-- Start of Information provided --
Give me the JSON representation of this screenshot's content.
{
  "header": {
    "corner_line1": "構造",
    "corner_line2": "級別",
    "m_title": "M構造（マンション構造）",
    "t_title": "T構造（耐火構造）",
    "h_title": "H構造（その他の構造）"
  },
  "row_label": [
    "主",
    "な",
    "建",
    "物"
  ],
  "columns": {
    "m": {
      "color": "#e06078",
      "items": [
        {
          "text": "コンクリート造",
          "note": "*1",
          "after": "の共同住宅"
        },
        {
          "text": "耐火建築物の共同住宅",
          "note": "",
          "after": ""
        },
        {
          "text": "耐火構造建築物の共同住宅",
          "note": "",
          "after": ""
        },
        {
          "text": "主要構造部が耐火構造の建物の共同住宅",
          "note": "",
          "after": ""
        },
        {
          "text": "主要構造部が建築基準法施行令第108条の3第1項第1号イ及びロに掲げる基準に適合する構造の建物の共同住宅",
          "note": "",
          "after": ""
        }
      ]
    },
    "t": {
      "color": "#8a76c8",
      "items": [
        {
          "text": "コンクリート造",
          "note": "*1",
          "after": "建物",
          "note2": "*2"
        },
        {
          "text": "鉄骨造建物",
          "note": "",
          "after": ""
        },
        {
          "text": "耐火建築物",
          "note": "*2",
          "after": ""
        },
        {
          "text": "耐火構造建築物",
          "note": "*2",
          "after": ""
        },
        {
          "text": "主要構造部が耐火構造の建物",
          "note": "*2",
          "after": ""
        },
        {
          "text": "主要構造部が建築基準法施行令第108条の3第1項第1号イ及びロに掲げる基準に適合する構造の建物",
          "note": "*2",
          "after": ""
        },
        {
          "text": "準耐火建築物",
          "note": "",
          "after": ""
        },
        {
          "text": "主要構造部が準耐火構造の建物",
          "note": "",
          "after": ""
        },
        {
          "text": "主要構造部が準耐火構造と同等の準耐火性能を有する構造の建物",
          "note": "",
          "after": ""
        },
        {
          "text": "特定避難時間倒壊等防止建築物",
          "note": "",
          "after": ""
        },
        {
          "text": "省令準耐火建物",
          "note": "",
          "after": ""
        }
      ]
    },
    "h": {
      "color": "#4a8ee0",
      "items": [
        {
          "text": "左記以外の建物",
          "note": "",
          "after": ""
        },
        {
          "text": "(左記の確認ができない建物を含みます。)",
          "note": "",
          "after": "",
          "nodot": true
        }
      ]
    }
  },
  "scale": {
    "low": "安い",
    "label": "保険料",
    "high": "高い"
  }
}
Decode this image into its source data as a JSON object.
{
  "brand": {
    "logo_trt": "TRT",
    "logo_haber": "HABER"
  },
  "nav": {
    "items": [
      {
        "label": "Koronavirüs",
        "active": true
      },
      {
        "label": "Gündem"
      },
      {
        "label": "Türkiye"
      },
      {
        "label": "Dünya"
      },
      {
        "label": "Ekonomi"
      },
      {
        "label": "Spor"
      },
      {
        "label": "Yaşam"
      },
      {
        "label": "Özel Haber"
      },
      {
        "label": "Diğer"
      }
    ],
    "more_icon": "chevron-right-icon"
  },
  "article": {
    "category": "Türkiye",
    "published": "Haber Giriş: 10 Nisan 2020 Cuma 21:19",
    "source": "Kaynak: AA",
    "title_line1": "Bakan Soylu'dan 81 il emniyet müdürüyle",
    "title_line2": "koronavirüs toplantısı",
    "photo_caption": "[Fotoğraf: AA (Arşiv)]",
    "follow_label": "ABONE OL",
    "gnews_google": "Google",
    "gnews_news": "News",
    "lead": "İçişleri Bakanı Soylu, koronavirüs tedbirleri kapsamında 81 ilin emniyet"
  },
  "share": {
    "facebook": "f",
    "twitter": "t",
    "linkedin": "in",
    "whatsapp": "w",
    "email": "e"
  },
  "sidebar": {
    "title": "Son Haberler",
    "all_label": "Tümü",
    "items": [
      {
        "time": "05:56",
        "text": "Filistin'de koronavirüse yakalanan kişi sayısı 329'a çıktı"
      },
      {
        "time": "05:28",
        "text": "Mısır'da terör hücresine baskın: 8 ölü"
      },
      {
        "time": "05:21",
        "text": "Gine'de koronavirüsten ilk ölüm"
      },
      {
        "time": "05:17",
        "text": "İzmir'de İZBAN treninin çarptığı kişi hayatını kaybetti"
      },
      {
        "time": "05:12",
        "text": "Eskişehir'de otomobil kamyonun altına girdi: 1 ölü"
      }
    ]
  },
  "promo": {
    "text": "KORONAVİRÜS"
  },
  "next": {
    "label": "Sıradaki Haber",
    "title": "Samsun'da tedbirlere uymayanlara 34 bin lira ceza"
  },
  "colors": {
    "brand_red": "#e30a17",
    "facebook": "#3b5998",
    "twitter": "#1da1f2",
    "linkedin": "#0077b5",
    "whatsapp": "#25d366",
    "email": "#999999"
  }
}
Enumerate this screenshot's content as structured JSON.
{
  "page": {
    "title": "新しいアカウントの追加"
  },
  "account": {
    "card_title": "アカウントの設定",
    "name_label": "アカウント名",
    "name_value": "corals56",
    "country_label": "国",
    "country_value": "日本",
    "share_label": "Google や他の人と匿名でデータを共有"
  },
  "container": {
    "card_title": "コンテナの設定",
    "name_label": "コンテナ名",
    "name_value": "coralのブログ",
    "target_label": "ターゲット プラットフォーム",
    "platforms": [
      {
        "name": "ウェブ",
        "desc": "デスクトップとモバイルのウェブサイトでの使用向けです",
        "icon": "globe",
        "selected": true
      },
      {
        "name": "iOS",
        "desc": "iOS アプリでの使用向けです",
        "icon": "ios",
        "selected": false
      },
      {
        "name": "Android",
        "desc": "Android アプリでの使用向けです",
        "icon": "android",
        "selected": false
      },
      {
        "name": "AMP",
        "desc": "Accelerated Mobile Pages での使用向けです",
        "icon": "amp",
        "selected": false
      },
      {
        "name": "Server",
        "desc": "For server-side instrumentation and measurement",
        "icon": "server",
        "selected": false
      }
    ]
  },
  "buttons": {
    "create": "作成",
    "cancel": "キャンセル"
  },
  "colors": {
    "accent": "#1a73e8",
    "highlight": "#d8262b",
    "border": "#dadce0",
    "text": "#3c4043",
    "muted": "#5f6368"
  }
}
-- End of Information provided --
Nothing should be changed: write out all of the data as is.

Give me the JSON representation of this screenshot's content.
{
  "header": {
    "corner_line1": "構造",
    "corner_line2": "級別",
    "m_title": "M構造（マンション構造）",
    "t_title": "T構造（耐火構造）",
    "h_title": "H構造（その他の構造）"
  },
  "row_label": [
    "主",
    "な",
    "建",
    "物"
  ],
  "columns": {
    "m": {
      "color": "#e06078",
      "items": [
        {
          "text": "コンクリート造",
          "note": "*1",
          "after": "の共同住宅"
        },
        {
          "text": "耐火建築物の共同住宅",
          "note": "",
          "after": ""
        },
        {
          "text": "耐火構造建築物の共同住宅",
          "note": "",
          "after": ""
        },
        {
          "text": "主要構造部が耐火構造の建物の共同住宅",
          "note": "",
          "after": ""
        },
        {
          "text": "主要構造部が建築基準法施行令第108条の3第1項第1号イ及びロに掲げる基準に適合する構造の建物の共同住宅",
          "note": "",
          "after": ""
        }
      ]
    },
    "t": {
      "color": "#8a76c8",
      "items": [
        {
          "text": "コンクリート造",
          "note": "*1",
          "after": "建物",
          "note2": "*2"
        },
        {
          "text": "鉄骨造建物",
          "note": "",
          "after": ""
        },
        {
          "text": "耐火建築物",
          "note": "*2",
          "after": ""
        },
        {
          "text": "耐火構造建築物",
          "note": "*2",
          "after": ""
        },
        {
          "text": "主要構造部が耐火構造の建物",
          "note": "*2",
          "after": ""
        },
        {
          "text": "主要構造部が建築基準法施行令第108条の3第1項第1号イ及びロに掲げる基準に適合する構造の建物",
          "note": "*2",
          "after": ""
        },
        {
          "text": "準耐火建築物",
          "note": "",
          "after": ""
        },
        {
          "text": "主要構造部が準耐火構造の建物",
          "note": "",
          "after": ""
        },
        {
          "text": "主要構造部が準耐火構造と同等の準耐火性能を有する構造の建物",
          "note": "",
          "after": ""
        },
        {
          "text": "特定避難時間倒壊等防止建築物",
          "note": "",
          "after": ""
        },
        {
          "text": "省令準耐火建物",
          "note": "",
          "after": ""
        }
      ]
    },
    "h": {
      "color": "#4a8ee0",
      "items": [
        {
          "text": "左記以外の建物",
          "note": "",
          "after": ""
        },
        {
          "text": "(左記の確認ができない建物を含みます。)",
          "note": "",
          "after": "",
          "nodot": true
        }
      ]
    }
  },
  "scale": {
    "low": "安い",
    "label": "保険料",
    "high": "高い"
  }
}
Decode this image into its source data as a JSON object.
{
  "brand": {
    "logo_trt": "TRT",
    "logo_haber": "HABER"
  },
  "nav": {
    "items": [
      {
        "label": "Koronavirüs",
        "active": true
      },
      {
        "label": "Gündem"
      },
      {
        "label": "Türkiye"
      },
      {
        "label": "Dünya"
      },
      {
        "label": "Ekonomi"
      },
      {
        "label": "Spor"
      },
      {
        "label": "Yaşam"
      },
      {
        "label": "Özel Haber"
      },
      {
        "label": "Diğer"
      }
    ],
    "more_icon": "chevron-right-icon"
  },
  "article": {
    "category": "Türkiye",
    "published": "Haber Giriş: 10 Nisan 2020 Cuma 21:19",
    "source": "Kaynak: AA",
    "title_line1": "Bakan Soylu'dan 81 il emniyet müdürüyle",
    "title_line2": "koronavirüs toplantısı",
    "photo_caption": "[Fotoğraf: AA (Arşiv)]",
    "follow_label": "ABONE OL",
    "gnews_google": "Google",
    "gnews_news": "News",
    "lead": "İçişleri Bakanı Soylu, koronavirüs tedbirleri kapsamında 81 ilin emniyet"
  },
  "share": {
    "facebook": "f",
    "twitter": "t",
    "linkedin": "in",
    "whatsapp": "w",
    "email": "e"
  },
  "sidebar": {
    "title": "Son Haberler",
    "all_label": "Tümü",
    "items": [
      {
        "time": "05:56",
        "text": "Filistin'de koronavirüse yakalanan kişi sayısı 329'a çıktı"
      },
      {
        "time": "05:28",
        "text": "Mısır'da terör hücresine baskın: 8 ölü"
      },
      {
        "time": "05:21",
        "text": "Gine'de koronavirüsten ilk ölüm"
      },
      {
        "time": "05:17",
        "text": "İzmir'de İZBAN treninin çarptığı kişi hayatını kaybetti"
      },
      {
        "time": "05:12",
        "text": "Eskişehir'de otomobil kamyonun altına girdi: 1 ölü"
      }
    ]
  },
  "promo": {
    "text": "KORONAVİRÜS"
  },
  "next": {
    "label": "Sıradaki Haber",
    "title": "Samsun'da tedbirlere uymayanlara 34 bin lira ceza"
  },
  "colors": {
    "brand_red": "#e30a17",
    "facebook": "#3b5998",
    "twitter": "#1da1f2",
    "linkedin": "#0077b5",
    "whatsapp": "#25d366",
    "email": "#999999"
  }
}
Enumerate this screenshot's content as structured JSON.
{
  "page": {
    "title": "新しいアカウントの追加"
  },
  "account": {
    "card_title": "アカウントの設定",
    "name_label": "アカウント名",
    "name_value": "corals56",
    "country_label": "国",
    "country_value": "日本",
    "share_label": "Google や他の人と匿名でデータを共有"
  },
  "container": {
    "card_title": "コンテナの設定",
    "name_label": "コンテナ名",
    "name_value": "coralのブログ",
    "target_label": "ターゲット プラットフォーム",
    "platforms": [
      {
        "name": "ウェブ",
        "desc": "デスクトップとモバイルのウェブサイトでの使用向けです",
        "icon": "globe",
        "selected": true
      },
      {
        "name": "iOS",
        "desc": "iOS アプリでの使用向けです",
        "icon": "ios",
        "selected": false
      },
      {
        "name": "Android",
        "desc": "Android アプリでの使用向けです",
        "icon": "android",
        "selected": false
      },
      {
        "name": "AMP",
        "desc": "Accelerated Mobile Pages での使用向けです",
        "icon": "amp",
        "selected": false
      },
      {
        "name": "Server",
        "desc": "For server-side instrumentation and measurement",
        "icon": "server",
        "selected": false
      }
    ]
  },
  "buttons": {
    "create": "作成",
    "cancel": "キャンセル"
  },
  "colors": {
    "accent": "#1a73e8",
    "highlight": "#d8262b",
    "border": "#dadce0",
    "text": "#3c4043",
    "muted": "#5f6368"
  }
}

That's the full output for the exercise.